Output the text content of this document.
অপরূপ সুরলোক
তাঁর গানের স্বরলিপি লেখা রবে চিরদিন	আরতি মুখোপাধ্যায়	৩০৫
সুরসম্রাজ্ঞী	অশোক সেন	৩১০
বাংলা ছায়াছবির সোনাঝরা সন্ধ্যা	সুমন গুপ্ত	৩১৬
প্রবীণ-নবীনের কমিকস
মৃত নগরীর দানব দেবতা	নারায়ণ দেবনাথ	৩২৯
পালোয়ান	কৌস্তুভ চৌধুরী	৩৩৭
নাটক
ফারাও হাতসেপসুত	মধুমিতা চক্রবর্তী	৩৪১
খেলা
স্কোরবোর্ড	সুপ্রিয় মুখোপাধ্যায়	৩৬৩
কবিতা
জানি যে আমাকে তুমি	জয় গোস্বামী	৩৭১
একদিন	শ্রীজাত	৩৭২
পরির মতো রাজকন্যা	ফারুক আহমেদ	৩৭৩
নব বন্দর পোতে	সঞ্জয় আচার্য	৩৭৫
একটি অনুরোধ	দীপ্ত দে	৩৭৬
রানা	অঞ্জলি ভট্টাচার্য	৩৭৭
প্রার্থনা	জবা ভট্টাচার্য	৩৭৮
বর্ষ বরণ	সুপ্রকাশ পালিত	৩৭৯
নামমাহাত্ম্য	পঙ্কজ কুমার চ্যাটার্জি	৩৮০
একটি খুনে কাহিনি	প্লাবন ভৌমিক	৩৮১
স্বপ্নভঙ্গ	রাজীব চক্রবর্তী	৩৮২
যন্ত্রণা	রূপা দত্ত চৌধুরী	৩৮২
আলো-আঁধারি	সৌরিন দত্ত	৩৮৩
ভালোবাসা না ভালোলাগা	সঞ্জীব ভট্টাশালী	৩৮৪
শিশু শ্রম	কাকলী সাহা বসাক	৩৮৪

^^^^^^^^

Give the listing again, word for word.

Output the text content of this document.
অপরূপ সুরলোক
তাঁর গানের স্বরলিপি লেখা রবে চিরদিন	আরতি মুখোপাধ্যায়	৩০৫
সুরসম্রাজ্ঞী	অশোক সেন	৩১০
বাংলা ছায়াছবির সোনাঝরা সন্ধ্যা	সুমন গুপ্ত	৩১৬
প্রবীণ-নবীনের কমিকস
মৃত নগরীর দানব দেবতা	নারায়ণ দেবনাথ	৩২৯
পালোয়ান	কৌস্তুভ চৌধুরী	৩৩৭
নাটক
ফারাও হাতসেপসুত	মধুমিতা চক্রবর্তী	৩৪১
খেলা
স্কোরবোর্ড	সুপ্রিয় মুখোপাধ্যায়	৩৬৩
কবিতা
জানি যে আমাকে তুমি	জয় গোস্বামী	৩৭১
একদিন	শ্রীজাত	৩৭২
পরির মতো রাজকন্যা	ফারুক আহমেদ	৩৭৩
নব বন্দর পোতে	সঞ্জয় আচার্য	৩৭৫
একটি অনুরোধ	দীপ্ত দে	৩৭৬
রানা	অঞ্জলি ভট্টাচার্য	৩৭৭
প্রার্থনা	জবা ভট্টাচার্য	৩৭৮
বর্ষ বরণ	সুপ্রকাশ পালিত	৩৭৯
নামমাহাত্ম্য	পঙ্কজ কুমার চ্যাটার্জি	৩৮০
একটি খুনে কাহিনি	প্লাবন ভৌমিক	৩৮১
স্বপ্নভঙ্গ	রাজীব চক্রবর্তী	৩৮২
যন্ত্রণা	রূপা দত্ত চৌধুরী	৩৮২
আলো-আঁধারি	সৌরিন দত্ত	৩৮৩
ভালোবাসা না ভালোলাগা	সঞ্জীব ভট্টাশালী	৩৮৪
শিশু শ্রম	কাকলী সাহা বসাক	৩৮৪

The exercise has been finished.